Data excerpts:
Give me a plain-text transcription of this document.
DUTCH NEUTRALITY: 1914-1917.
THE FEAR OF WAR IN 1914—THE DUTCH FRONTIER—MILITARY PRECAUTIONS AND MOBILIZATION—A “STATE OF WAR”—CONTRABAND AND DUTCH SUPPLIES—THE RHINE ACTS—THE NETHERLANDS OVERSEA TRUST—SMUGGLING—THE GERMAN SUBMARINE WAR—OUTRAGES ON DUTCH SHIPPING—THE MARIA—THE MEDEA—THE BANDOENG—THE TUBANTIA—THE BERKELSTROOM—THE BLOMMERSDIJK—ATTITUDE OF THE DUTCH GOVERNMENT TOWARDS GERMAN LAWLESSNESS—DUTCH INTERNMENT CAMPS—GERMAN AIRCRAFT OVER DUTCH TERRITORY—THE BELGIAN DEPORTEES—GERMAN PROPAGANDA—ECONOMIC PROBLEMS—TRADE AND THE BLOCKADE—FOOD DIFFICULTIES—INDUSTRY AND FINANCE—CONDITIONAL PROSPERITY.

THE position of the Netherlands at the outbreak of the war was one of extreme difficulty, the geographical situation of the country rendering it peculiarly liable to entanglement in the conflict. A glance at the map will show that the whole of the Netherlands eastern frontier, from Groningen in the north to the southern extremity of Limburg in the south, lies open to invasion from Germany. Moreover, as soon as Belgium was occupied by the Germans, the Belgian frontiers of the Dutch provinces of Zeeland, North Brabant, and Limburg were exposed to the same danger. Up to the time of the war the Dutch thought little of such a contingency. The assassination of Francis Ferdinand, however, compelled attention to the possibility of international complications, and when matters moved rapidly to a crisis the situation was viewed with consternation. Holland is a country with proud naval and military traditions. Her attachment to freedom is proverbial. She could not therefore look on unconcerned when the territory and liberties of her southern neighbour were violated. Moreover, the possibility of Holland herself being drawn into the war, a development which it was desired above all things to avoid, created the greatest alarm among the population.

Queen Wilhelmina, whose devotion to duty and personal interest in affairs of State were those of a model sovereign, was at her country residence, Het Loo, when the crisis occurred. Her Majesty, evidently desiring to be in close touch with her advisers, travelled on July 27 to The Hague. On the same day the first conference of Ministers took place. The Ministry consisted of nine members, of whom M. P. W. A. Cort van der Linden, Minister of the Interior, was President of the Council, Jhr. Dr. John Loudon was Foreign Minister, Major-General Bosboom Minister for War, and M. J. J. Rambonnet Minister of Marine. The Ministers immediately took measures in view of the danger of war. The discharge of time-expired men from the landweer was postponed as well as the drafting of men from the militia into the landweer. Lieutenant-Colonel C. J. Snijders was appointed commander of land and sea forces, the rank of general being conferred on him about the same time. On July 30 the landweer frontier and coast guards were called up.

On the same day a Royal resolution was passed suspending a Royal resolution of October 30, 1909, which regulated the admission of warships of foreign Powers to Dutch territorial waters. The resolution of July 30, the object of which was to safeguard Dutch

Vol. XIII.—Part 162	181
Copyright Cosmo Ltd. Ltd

EXERCISE: Every entry must be quoted exactly as it appears above.

TASK ANSWER:
Give me a plain-text transcription of this document.
DUTCH NEUTRALITY: 1914-1917.
THE FEAR OF WAR IN 1914—THE DUTCH FRONTIER—MILITARY PRECAUTIONS AND MOBILIZATION—A “STATE OF WAR”—CONTRABAND AND DUTCH SUPPLIES—THE RHINE ACTS—THE NETHERLANDS OVERSEA TRUST—SMUGGLING—THE GERMAN SUBMARINE WAR—OUTRAGES ON DUTCH SHIPPING—THE MARIA—THE MEDEA—THE BANDOENG—THE TUBANTIA—THE BERKELSTROOM—THE BLOMMERSDIJK—ATTITUDE OF THE DUTCH GOVERNMENT TOWARDS GERMAN LAWLESSNESS—DUTCH INTERNMENT CAMPS—GERMAN AIRCRAFT OVER DUTCH TERRITORY—THE BELGIAN DEPORTEES—GERMAN PROPAGANDA—ECONOMIC PROBLEMS—TRADE AND THE BLOCKADE—FOOD DIFFICULTIES—INDUSTRY AND FINANCE—CONDITIONAL PROSPERITY.

THE position of the Netherlands at the outbreak of the war was one of extreme difficulty, the geographical situation of the country rendering it peculiarly liable to entanglement in the conflict. A glance at the map will show that the whole of the Netherlands eastern frontier, from Groningen in the north to the southern extremity of Limburg in the south, lies open to invasion from Germany. Moreover, as soon as Belgium was occupied by the Germans, the Belgian frontiers of the Dutch provinces of Zeeland, North Brabant, and Limburg were exposed to the same danger. Up to the time of the war the Dutch thought little of such a contingency. The assassination of Francis Ferdinand, however, compelled attention to the possibility of international complications, and when matters moved rapidly to a crisis the situation was viewed with consternation. Holland is a country with proud naval and military traditions. Her attachment to freedom is proverbial. She could not therefore look on unconcerned when the territory and liberties of her southern neighbour were violated. Moreover, the possibility of Holland herself being drawn into the war, a development which it was desired above all things to avoid, created the greatest alarm among the population.

Queen Wilhelmina, whose devotion to duty and personal interest in affairs of State were those of a model sovereign, was at her country residence, Het Loo, when the crisis occurred. Her Majesty, evidently desiring to be in close touch with her advisers, travelled on July 27 to The Hague. On the same day the first conference of Ministers took place. The Ministry consisted of nine members, of whom M. P. W. A. Cort van der Linden, Minister of the Interior, was President of the Council, Jhr. Dr. John Loudon was Foreign Minister, Major-General Bosboom Minister for War, and M. J. J. Rambonnet Minister of Marine. The Ministers immediately took measures in view of the danger of war. The discharge of time-expired men from the landweer was postponed as well as the drafting of men from the militia into the landweer. Lieutenant-Colonel C. J. Snijders was appointed commander of land and sea forces, the rank of general being conferred on him about the same time. On July 30 the landweer frontier and coast guards were called up.

On the same day a Royal resolution was passed suspending a Royal resolution of October 30, 1909, which regulated the admission of warships of foreign Powers to Dutch territorial waters. The resolution of July 30, the object of which was to safeguard Dutch

Vol. XIII.—Part 162	181
Copyright Cosmo Ltd. Ltd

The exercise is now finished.